Written instruction – Reproduce the listing below without changes, except that pictures are left out.

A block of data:

== == ==

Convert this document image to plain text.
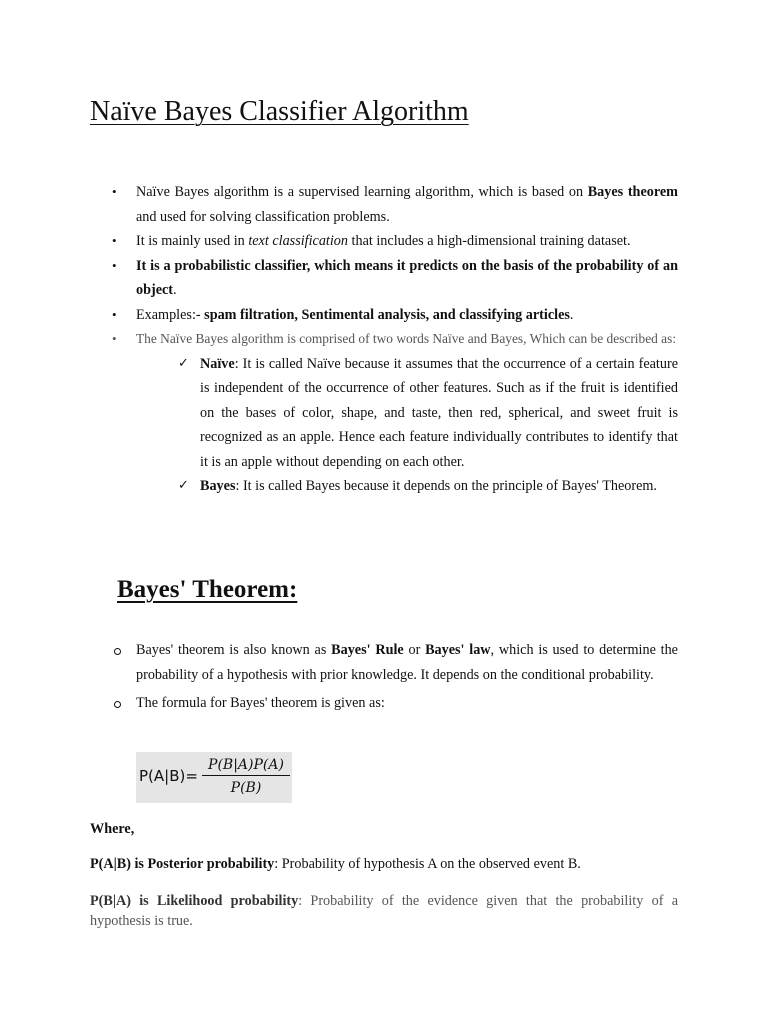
Naïve Bayes Classifier Algorithm
• Naïve Bayes algorithm is a supervised learning algorithm, which is based on Bayes theorem and used for solving classification problems.
• It is mainly used in text classification that includes a high-dimensional training dataset.
• It is a probabilistic classifier, which means it predicts on the basis of the probability of an object.
• Examples:- spam filtration, Sentimental analysis, and classifying articles.
• The Naïve Bayes algorithm is comprised of two words Naïve and Bayes, Which can be described as:
✓ Naïve: It is called Naïve because it assumes that the occurrence of a certain feature is independent of the occurrence of other features. Such as if the fruit is identified on the bases of color, shape, and taste, then red, spherical, and sweet fruit is recognized as an apple. Hence each feature individually contributes to identify that it is an apple without depending on each other.
✓ Bayes: It is called Bayes because it depends on the principle of Bayes' Theorem.
Bayes' Theorem:
Bayes' theorem is also known as Bayes' Rule or Bayes' law, which is used to determine the probability of a hypothesis with prior knowledge. It depends on the conditional probability.
The formula for Bayes' theorem is given as:
P(A|B)=
P(B|A)P(A)
P(B)
Where,
P(A|B) is Posterior probability: Probability of hypothesis A on the observed event B.
P(B|A) is Likelihood probability: Probability of the evidence given that the probability of a hypothesis is true.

== == ==

Finished answer –
Convert this document image to plain text.
Naïve Bayes Classifier Algorithm
• Naïve Bayes algorithm is a supervised learning algorithm, which is based on Bayes theorem and used for solving classification problems.
• It is mainly used in text classification that includes a high-dimensional training dataset.
• It is a probabilistic classifier, which means it predicts on the basis of the probability of an object.
• Examples:- spam filtration, Sentimental analysis, and classifying articles.
• The Naïve Bayes algorithm is comprised of two words Naïve and Bayes, Which can be described as:
✓ Naïve: It is called Naïve because it assumes that the occurrence of a certain feature is independent of the occurrence of other features. Such as if the fruit is identified on the bases of color, shape, and taste, then red, spherical, and sweet fruit is recognized as an apple. Hence each feature individually contributes to identify that it is an apple without depending on each other.
✓ Bayes: It is called Bayes because it depends on the principle of Bayes' Theorem.
Bayes' Theorem:
Bayes' theorem is also known as Bayes' Rule or Bayes' law, which is used to determine the probability of a hypothesis with prior knowledge. It depends on the conditional probability.
The formula for Bayes' theorem is given as:
P(A|B)=
P(B|A)P(A)
P(B)
Where,
P(A|B) is Posterior probability: Probability of hypothesis A on the observed event B.
P(B|A) is Likelihood probability: Probability of the evidence given that the probability of a hypothesis is true.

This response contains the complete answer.